▶ Ausgewählter Textauszug:
Paralympics: Sport als Spiegel der Arbeitswelt

In der Arbeitswelt und im Sport gilt: Als vollwertig zählt nur, wer 100% verwertbare Leistung bringt
Karin Wottawa

1948 fanden die ersten „Stokes Mandeville Games“ in England statt - eine Sportveranstaltung für Körperbehinderte. Anlass war die große Anzahl an Kriegsversehrten. „Olympisch“ wurden die „Paralympics“ erst 1960. SportlerInnen werden nach ihren körperlichen Fähigkeiten selektiert – nur die Unversehrten dürfen bei den „richtigen“ Spielen mitmachen. Eigene Bewerbe oder Bewerbe, in denen sowohl behinderte als auch nichtbehinderte SportlerInnen starten – z.B. bei einem gemeinsamen Staffellauf – sind in der Olympia-Welt nicht vorgesehen. Argumentiert wird das – wie in der Arbeitswelt – mit Fairness: Die „behinderten“ könnten halt mit den „normalen“ SportlerInnen nicht mithalten.

▶ Verfügbare Daten:
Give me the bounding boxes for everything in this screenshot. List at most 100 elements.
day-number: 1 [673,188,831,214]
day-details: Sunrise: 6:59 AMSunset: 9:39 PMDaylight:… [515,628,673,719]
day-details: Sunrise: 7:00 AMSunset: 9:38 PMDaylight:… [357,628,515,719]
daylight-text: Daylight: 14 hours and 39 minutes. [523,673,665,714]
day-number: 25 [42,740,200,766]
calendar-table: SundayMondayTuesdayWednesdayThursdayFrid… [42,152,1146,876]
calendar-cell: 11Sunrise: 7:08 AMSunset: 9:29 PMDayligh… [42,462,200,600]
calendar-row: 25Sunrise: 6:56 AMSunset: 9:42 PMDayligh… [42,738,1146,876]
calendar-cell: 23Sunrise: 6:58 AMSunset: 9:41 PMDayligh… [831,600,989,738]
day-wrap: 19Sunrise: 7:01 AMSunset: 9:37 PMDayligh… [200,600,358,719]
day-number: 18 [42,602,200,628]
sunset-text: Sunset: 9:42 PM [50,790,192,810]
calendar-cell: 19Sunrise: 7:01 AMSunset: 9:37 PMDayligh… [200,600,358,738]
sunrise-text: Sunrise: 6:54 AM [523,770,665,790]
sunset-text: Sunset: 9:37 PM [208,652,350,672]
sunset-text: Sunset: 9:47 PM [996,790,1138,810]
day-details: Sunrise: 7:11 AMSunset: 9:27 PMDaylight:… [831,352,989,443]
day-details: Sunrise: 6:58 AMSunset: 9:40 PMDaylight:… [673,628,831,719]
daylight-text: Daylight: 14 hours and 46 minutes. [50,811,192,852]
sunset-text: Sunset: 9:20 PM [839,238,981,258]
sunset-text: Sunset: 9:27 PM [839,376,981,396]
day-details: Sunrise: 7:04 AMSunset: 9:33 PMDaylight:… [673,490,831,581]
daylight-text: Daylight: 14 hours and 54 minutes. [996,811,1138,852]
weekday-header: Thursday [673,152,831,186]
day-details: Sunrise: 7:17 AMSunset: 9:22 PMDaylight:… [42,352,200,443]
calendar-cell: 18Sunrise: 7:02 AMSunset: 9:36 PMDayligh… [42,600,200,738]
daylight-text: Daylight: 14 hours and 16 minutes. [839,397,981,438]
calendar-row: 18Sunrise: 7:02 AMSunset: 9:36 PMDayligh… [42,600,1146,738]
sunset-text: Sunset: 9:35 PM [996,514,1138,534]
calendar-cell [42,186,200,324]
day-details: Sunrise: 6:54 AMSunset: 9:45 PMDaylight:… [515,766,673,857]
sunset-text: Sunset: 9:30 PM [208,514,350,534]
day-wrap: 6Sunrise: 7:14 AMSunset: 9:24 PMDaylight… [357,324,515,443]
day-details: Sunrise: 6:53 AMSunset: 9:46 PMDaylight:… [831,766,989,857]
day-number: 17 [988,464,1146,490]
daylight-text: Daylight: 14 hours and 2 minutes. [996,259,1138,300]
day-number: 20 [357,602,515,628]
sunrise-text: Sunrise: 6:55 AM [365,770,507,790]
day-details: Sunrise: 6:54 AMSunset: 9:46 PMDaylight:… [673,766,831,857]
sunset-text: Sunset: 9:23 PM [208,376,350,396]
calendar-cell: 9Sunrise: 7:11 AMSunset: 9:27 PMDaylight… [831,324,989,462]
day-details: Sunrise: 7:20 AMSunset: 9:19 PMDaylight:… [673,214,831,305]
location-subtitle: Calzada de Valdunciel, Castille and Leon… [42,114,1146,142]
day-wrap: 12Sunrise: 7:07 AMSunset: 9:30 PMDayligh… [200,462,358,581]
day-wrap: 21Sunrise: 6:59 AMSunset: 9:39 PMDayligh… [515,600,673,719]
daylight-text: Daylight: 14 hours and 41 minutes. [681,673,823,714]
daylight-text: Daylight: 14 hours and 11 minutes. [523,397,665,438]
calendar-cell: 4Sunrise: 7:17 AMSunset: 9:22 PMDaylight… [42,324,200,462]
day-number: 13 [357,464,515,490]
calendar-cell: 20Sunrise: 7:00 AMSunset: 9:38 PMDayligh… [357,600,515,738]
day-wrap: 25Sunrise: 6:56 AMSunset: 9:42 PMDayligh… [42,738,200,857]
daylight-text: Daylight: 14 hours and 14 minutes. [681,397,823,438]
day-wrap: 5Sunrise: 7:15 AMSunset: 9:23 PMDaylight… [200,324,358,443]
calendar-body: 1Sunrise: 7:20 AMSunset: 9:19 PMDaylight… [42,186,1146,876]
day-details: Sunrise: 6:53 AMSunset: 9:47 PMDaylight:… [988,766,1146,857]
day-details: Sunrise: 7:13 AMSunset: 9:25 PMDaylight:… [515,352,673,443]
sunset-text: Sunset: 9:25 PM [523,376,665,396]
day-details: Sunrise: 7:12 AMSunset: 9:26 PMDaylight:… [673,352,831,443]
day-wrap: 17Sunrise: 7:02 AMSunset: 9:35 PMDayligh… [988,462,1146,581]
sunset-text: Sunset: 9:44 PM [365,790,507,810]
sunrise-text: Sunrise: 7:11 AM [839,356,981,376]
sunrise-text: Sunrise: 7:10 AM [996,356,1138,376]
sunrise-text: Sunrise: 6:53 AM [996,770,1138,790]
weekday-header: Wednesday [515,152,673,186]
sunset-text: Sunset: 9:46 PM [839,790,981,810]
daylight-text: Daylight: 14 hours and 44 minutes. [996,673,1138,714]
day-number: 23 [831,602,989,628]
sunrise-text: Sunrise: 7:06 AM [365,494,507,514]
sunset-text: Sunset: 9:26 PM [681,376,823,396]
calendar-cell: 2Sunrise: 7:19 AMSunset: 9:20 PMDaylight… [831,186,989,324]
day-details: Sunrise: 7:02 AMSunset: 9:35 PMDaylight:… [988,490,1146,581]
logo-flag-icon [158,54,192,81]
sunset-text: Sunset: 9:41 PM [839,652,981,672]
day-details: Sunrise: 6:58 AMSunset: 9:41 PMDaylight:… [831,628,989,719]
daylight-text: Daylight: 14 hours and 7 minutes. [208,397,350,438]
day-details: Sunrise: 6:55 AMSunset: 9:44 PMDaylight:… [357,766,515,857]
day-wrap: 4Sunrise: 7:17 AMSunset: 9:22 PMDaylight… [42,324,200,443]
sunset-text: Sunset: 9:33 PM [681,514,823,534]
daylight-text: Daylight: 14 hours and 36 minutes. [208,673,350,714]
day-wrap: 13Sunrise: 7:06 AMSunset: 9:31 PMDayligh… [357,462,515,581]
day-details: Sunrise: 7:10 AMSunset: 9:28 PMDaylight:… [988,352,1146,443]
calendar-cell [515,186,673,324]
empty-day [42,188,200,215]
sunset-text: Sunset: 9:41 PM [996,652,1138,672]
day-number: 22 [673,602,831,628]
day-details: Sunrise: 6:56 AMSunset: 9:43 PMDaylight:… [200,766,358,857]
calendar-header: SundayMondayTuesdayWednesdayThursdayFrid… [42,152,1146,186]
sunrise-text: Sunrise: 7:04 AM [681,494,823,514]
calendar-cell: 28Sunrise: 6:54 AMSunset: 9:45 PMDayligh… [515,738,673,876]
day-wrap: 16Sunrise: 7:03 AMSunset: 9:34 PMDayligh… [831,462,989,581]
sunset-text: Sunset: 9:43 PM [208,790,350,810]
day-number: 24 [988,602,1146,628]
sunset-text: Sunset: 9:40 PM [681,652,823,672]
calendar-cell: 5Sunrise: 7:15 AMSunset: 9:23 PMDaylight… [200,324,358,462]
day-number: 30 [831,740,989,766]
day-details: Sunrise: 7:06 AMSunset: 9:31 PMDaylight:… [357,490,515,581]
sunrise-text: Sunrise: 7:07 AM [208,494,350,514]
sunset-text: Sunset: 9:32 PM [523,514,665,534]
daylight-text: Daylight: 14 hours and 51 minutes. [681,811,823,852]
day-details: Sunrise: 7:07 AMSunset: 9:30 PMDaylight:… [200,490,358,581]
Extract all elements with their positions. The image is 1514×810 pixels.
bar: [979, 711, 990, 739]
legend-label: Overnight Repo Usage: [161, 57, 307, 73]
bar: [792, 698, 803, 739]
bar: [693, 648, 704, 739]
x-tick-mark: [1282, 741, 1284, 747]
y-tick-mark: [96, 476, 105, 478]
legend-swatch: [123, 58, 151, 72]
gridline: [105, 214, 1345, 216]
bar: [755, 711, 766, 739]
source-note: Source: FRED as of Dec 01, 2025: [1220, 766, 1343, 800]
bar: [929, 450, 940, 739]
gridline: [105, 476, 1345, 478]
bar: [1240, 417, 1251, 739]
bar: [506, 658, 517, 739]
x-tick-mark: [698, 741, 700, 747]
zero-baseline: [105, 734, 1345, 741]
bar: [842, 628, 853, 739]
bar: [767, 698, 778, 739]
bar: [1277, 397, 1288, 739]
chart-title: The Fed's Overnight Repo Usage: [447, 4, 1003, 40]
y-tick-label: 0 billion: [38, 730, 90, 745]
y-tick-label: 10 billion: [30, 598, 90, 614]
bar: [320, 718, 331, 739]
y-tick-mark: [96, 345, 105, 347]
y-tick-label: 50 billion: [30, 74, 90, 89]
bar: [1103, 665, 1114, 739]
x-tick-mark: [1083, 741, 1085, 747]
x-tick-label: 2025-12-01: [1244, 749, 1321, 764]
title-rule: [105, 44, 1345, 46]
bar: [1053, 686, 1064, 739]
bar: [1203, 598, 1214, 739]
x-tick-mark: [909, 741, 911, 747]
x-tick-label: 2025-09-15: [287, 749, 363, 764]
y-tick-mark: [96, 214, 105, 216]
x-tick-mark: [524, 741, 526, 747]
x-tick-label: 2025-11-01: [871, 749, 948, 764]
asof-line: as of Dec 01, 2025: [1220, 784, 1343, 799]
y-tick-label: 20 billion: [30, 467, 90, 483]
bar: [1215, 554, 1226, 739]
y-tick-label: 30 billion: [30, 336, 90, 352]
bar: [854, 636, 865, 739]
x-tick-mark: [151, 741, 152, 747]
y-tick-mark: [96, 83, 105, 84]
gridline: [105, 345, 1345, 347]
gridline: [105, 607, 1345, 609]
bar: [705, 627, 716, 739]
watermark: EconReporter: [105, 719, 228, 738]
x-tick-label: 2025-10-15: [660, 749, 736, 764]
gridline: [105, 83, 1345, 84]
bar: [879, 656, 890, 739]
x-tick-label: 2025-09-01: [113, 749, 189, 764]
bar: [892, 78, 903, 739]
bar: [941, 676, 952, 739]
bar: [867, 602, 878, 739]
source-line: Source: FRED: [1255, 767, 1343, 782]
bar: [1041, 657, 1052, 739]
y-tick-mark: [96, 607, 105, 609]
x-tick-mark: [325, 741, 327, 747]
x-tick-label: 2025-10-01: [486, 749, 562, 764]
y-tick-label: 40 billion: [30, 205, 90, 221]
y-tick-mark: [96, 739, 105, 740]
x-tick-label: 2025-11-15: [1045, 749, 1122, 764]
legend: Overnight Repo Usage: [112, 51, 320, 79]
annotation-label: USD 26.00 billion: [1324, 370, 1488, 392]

▶ Ihre Aufgaben:
[1] Bearbeiten Sie den Text über die Paralympics: Geben Sie den Abschnitt beginnend bei „1948 fanden die“ und endend bei „SportlerInnen nicht mithalten.“ erneut wieder und ersetzen Sie darin „Kriegsversehrten“ durch „Kriegsverletzten“.
[2] Setzen Sie den Text über die Paralympics im Anschluss an seinen letzten Satz fort.

▶ Lösungen:
[1]
1948 fanden die ersten „Stokes Mandeville Games“ in England statt - eine Sportveranstaltung für Körperbehinderte. Anlass war die große Anzahl an Kriegsverletzten. „Olympisch“ wurden die „Paralympics“ erst 1960. SportlerInnen werden nach ihren körperlichen Fähigkeiten selektiert – nur die Unversehrten dürfen bei den „richtigen“ Spielen mitmachen. Eigene Bewerbe oder Bewerbe, in denen sowohl behinderte als auch nichtbehinderte SportlerInnen starten – z.B. bei einem gemeinsamen Staffellauf – sind in der Olympia-Welt nicht vorgesehen. Argumentiert wird das – wie in der Arbeitswelt – mit Fairness: Die „behinderten“ könnten halt mit den „normalen“ SportlerInnen nicht mithalten.

[2]
So wird klar, dass von dem hehren Ziel von Sport als verbindendem Element und dem „dabei sein ist alles“ nicht viel übrig bleibt. Es liegt auch nicht in der Natur der Bewerbe, sondern in ihrer Auswahl – bei Nachtbewerben z.B. könnten sehbehinderte SportlerInnen sogar einen Vorteil haben. Es wird nicht einmal öffentlich darüber diskutiert, wie als behindert geltende und nichtbehinderte SportlerInnen Großereignisse gemeinsam begehen könnten. Im Gegenteil! Der 400-Meter-Sprinter Oscar Pitorius, der Beinprothesen trägt, musste jahrelang für seinen Start bei den „normalen“ Spielen kämpfen.

Im Sport werden also dieselben unmenschlichen Anforderungen an den Menschen gestellt wie in der Wirtschaft: Verwertbarkeit ist alles, Freude an der Bewegung, zusammen etwas schaffen etc. gilt nichts. SpitzensportlerInnen, die an der körperlichen Überlastung zugrunde gehen und permanent auf Drogen (Doping) sind, sind ein weiteres Element dieser Sportpolitik.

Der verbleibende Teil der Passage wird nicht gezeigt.